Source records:
>>>>>
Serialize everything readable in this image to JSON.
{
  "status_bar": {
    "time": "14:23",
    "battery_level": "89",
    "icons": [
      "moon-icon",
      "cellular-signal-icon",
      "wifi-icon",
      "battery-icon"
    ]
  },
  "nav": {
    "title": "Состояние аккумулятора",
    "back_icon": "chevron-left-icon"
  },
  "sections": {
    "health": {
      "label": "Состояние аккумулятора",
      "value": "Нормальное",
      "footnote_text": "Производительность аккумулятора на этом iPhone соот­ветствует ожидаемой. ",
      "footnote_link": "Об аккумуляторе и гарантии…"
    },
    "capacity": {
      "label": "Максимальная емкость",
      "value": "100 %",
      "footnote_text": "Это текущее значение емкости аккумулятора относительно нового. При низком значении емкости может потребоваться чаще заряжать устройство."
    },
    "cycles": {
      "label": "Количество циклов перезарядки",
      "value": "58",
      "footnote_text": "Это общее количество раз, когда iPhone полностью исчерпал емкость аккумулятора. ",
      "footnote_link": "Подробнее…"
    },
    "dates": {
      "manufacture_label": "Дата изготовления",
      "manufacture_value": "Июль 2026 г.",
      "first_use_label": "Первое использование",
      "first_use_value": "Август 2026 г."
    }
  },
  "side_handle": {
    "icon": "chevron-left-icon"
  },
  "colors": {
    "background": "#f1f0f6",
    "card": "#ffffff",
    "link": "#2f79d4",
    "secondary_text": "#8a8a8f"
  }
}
<<<<<
Transcribe the data. Leave every line exactly as it is.

Serialize everything readable in this image to JSON.
{
  "status_bar": {
    "time": "14:23",
    "battery_level": "89",
    "icons": [
      "moon-icon",
      "cellular-signal-icon",
      "wifi-icon",
      "battery-icon"
    ]
  },
  "nav": {
    "title": "Состояние аккумулятора",
    "back_icon": "chevron-left-icon"
  },
  "sections": {
    "health": {
      "label": "Состояние аккумулятора",
      "value": "Нормальное",
      "footnote_text": "Производительность аккумулятора на этом iPhone соот­ветствует ожидаемой. ",
      "footnote_link": "Об аккумуляторе и гарантии…"
    },
    "capacity": {
      "label": "Максимальная емкость",
      "value": "100 %",
      "footnote_text": "Это текущее значение емкости аккумулятора относительно нового. При низком значении емкости может потребоваться чаще заряжать устройство."
    },
    "cycles": {
      "label": "Количество циклов перезарядки",
      "value": "58",
      "footnote_text": "Это общее количество раз, когда iPhone полностью исчерпал емкость аккумулятора. ",
      "footnote_link": "Подробнее…"
    },
    "dates": {
      "manufacture_label": "Дата изготовления",
      "manufacture_value": "Июль 2026 г.",
      "first_use_label": "Первое использование",
      "first_use_value": "Август 2026 г."
    }
  },
  "side_handle": {
    "icon": "chevron-left-icon"
  },
  "colors": {
    "background": "#f1f0f6",
    "card": "#ffffff",
    "link": "#2f79d4",
    "secondary_text": "#8a8a8f"
  }
}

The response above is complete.